[Extracted records]
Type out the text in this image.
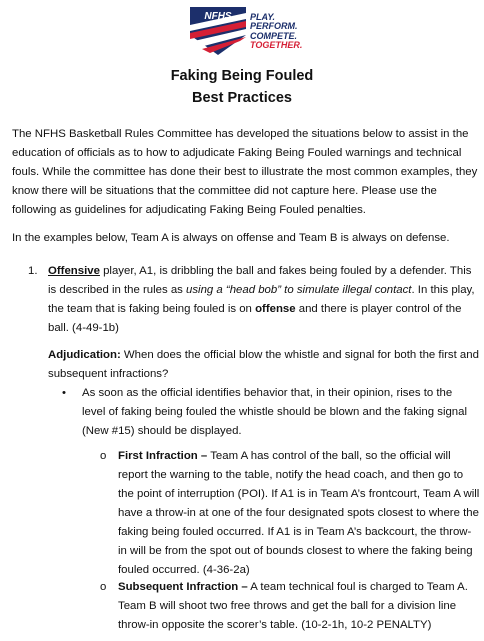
NFHS PLAY.
PERFORM.
COMPETE.
TOGETHER.
Faking Being Fouled
Best Practices
The NFHS Basketball Rules Committee has developed the situations below to assist in the education of officials as to how to adjudicate Faking Being Fouled warnings and technical fouls. While the committee has done their best to illustrate the most common examples, they know there will be situations that the committee did not capture here. Please use the following as guidelines for adjudicating Faking Being Fouled penalties.
In the examples below, Team A is always on offense and Team B is always on defense.
1. Offensive player, A1, is dribbling the ball and fakes being fouled by a defender. This is described in the rules as using a “head bob” to simulate illegal contact. In this play, the team that is faking being fouled is on offense and there is player control of the ball. (4-49-1b)
Adjudication: When does the official blow the whistle and signal for both the first and subsequent infractions?
• As soon as the official identifies behavior that, in their opinion, rises to the level of faking being fouled the whistle should be blown and the faking signal (New #15) should be displayed.
o First Infraction – Team A has control of the ball, so the official will report the warning to the table, notify the head coach, and then go to the point of interruption (POI). If A1 is in Team A’s frontcourt, Team A will have a throw-in at one of the four designated spots closest to where the faking being fouled occurred. If A1 is in Team A’s backcourt, the throw-in will be from the spot out of bounds closest to where the faking being fouled occurred. (4-36-2a)
o Subsequent Infraction – A team technical foul is charged to Team A. Team B will shoot two free throws and get the ball for a division line throw-in opposite the scorer’s table. (10-2-1h, 10-2 PENALTY)
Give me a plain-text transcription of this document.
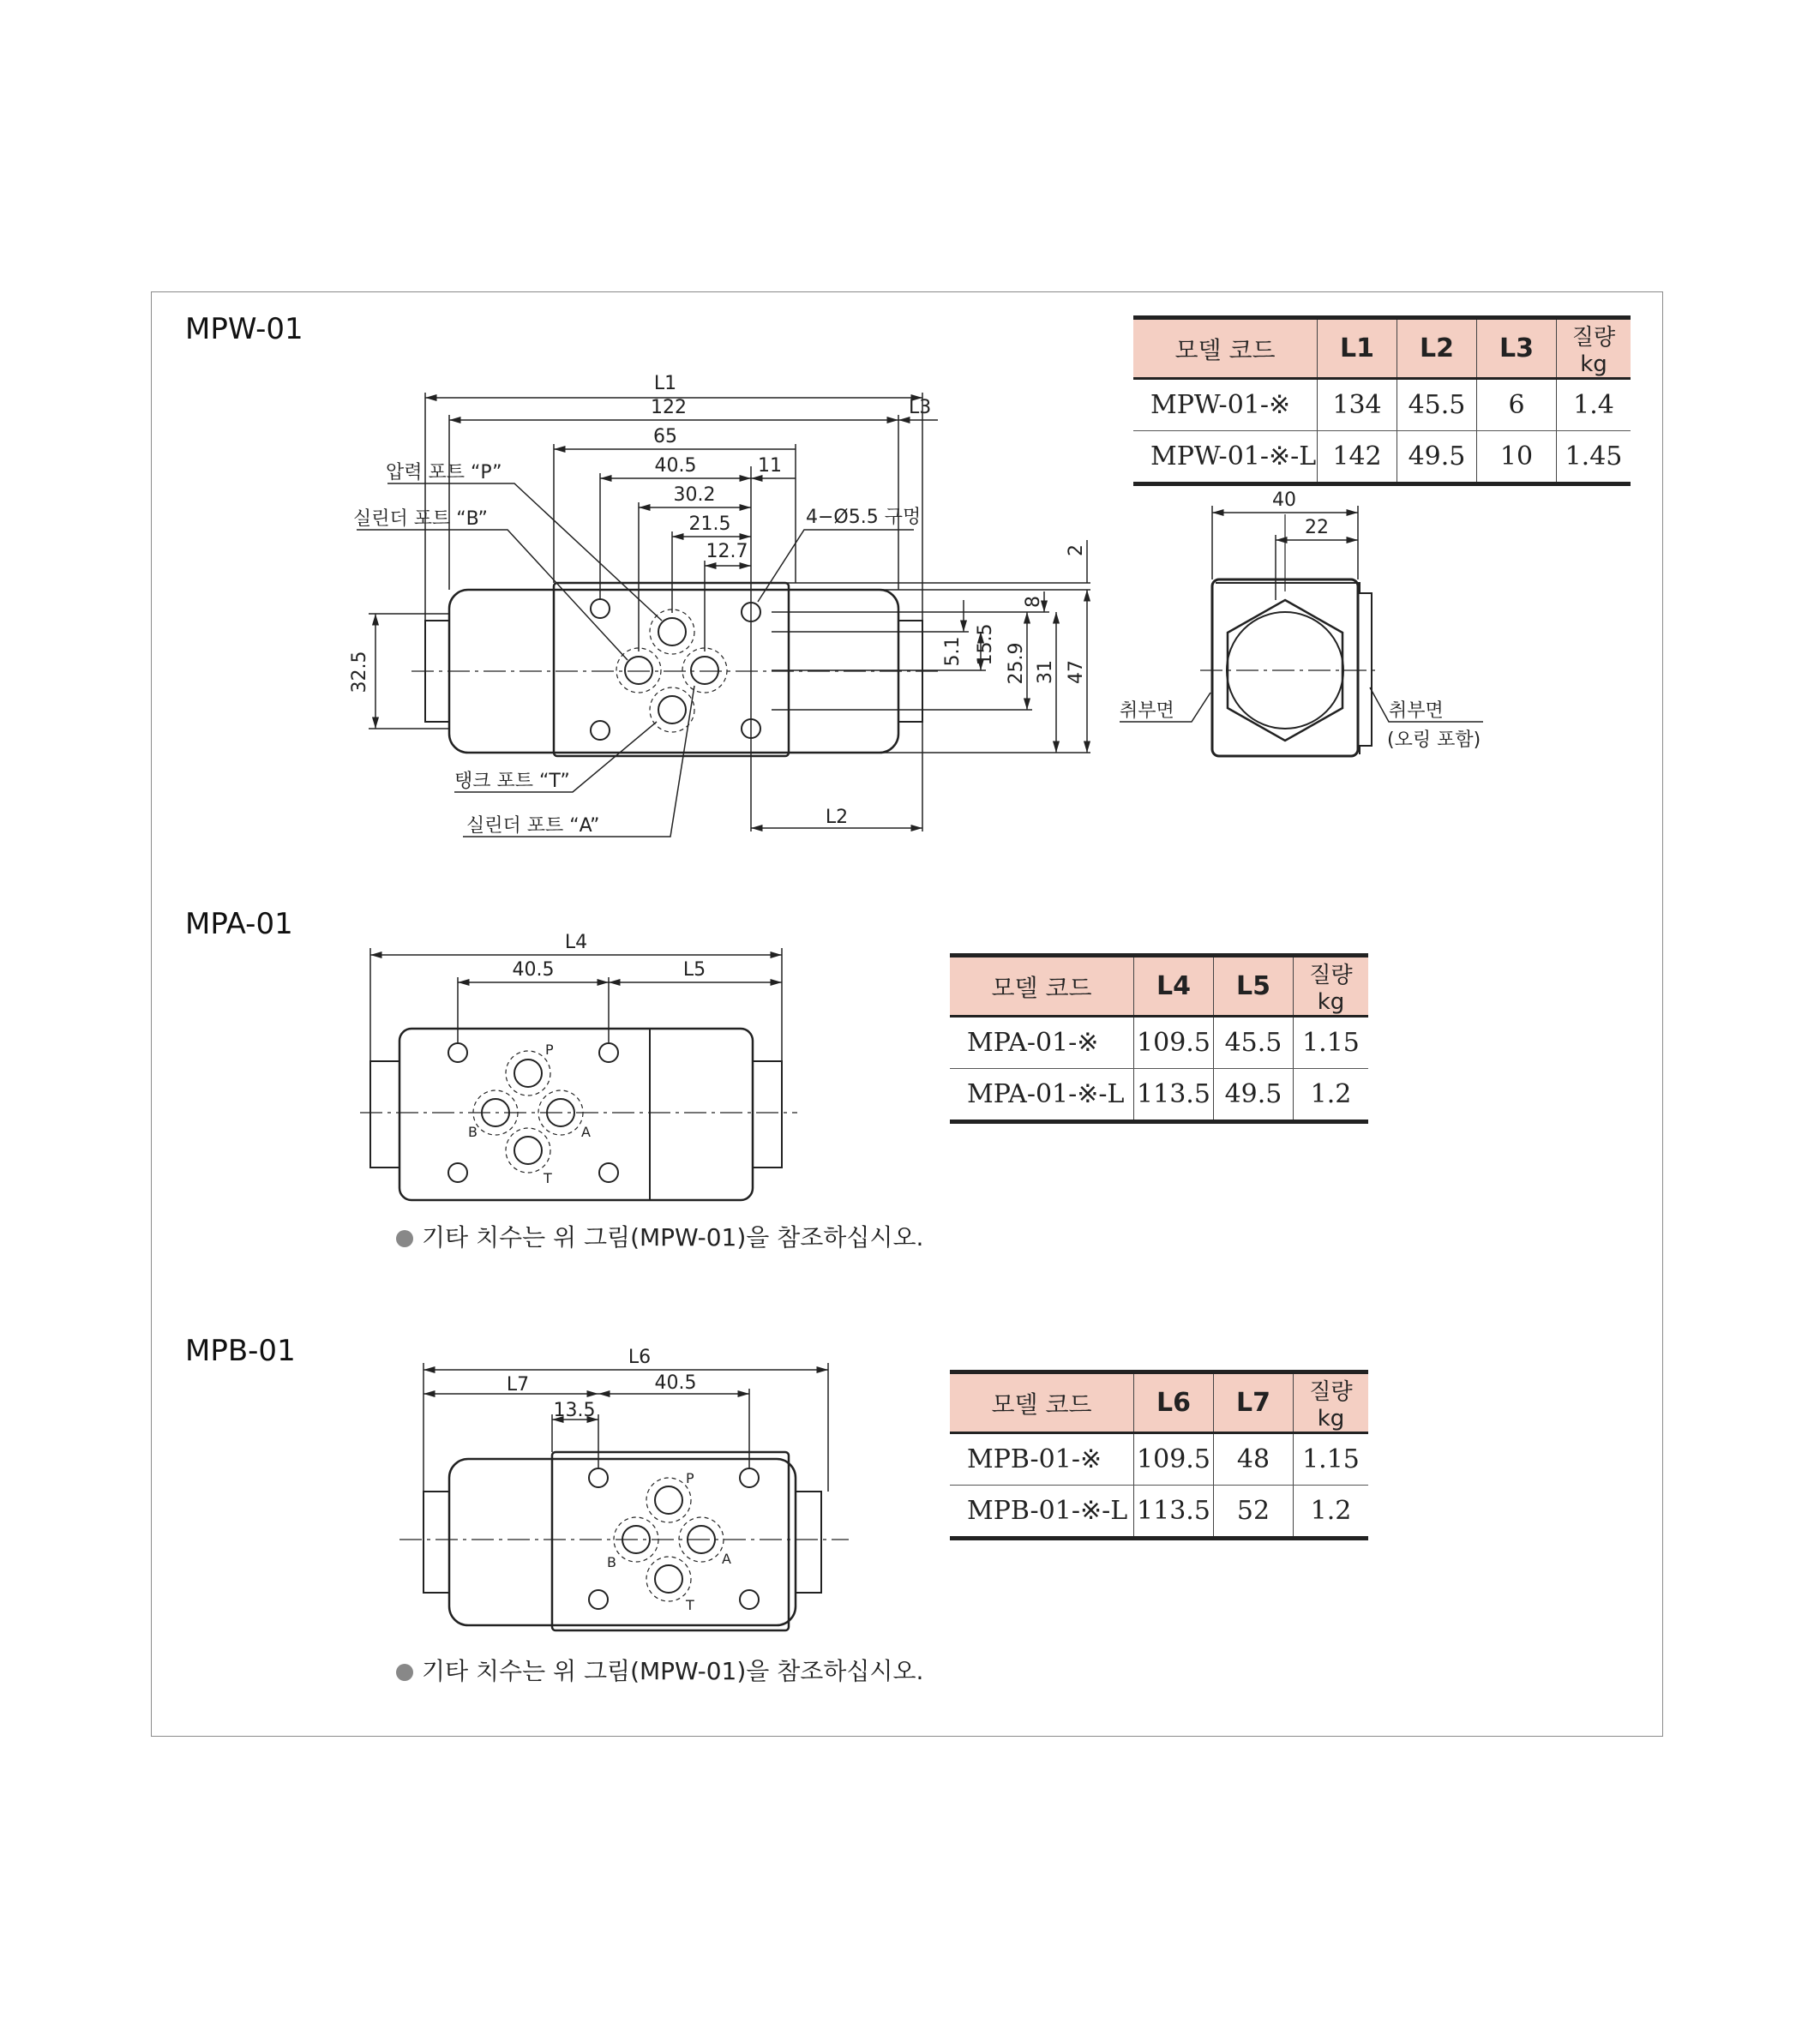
MPW-01
MPA-01
MPB-01
L1
122	L3
65
40.5	11
30.2
21.5
12.7
4−Ø5.5 구멍
L2
2
8
5.1 15.5 25.9 31 47
32.5
압력 포트 “P”
실린더 포트 “B”
탱크 포트 “T”
실린더 포트 “A”
40
22
취부면	취부면
(오링 포함)
L4
40.5	L5
P
A
B
T
L6
L7	40.5
13.5
P
A
B
T
모델 코드	L1	L2	L3	질량 kg
MPW-01-※	134	45.5	6	1.4
MPW-01-※-L	142	49.5	10	1.45
모델 코드	L4	L5	질량 kg
MPA-01-※	109.5	45.5	1.15
MPA-01-※-L	113.5	49.5	1.2
모델 코드	L6	L7	질량 kg
MPB-01-※	109.5	48	1.15
MPB-01-※-L	113.5	52	1.2
기타 치수는 위 그림(MPW-01)을 참조하십시오.
기타 치수는 위 그림(MPW-01)을 참조하십시오.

Problem description :: Leaving out every picture, transcribe exactly the lines from the line that contains "Give me a plain-text" through the final line of the entries above.

Correct result ::
Give me a plain-text transcription of this document.
MPW-01
MPA-01
MPB-01
L1
122	L3
65
40.5	11
30.2
21.5
12.7
4−Ø5.5 구멍
L2
2
8
5.1 15.5 25.9 31 47
32.5
압력 포트 “P”
실린더 포트 “B”
탱크 포트 “T”
실린더 포트 “A”
40
22
취부면	취부면
(오링 포함)
L4
40.5	L5
P
A
B
T
L6
L7	40.5
13.5
P
A
B
T
모델 코드	L1	L2	L3	질량 kg
MPW-01-※	134	45.5	6	1.4
MPW-01-※-L	142	49.5	10	1.45
모델 코드	L4	L5	질량 kg
MPA-01-※	109.5	45.5	1.15
MPA-01-※-L	113.5	49.5	1.2
모델 코드	L6	L7	질량 kg
MPB-01-※	109.5	48	1.15
MPB-01-※-L	113.5	52	1.2
기타 치수는 위 그림(MPW-01)을 참조하십시오.
기타 치수는 위 그림(MPW-01)을 참조하십시오.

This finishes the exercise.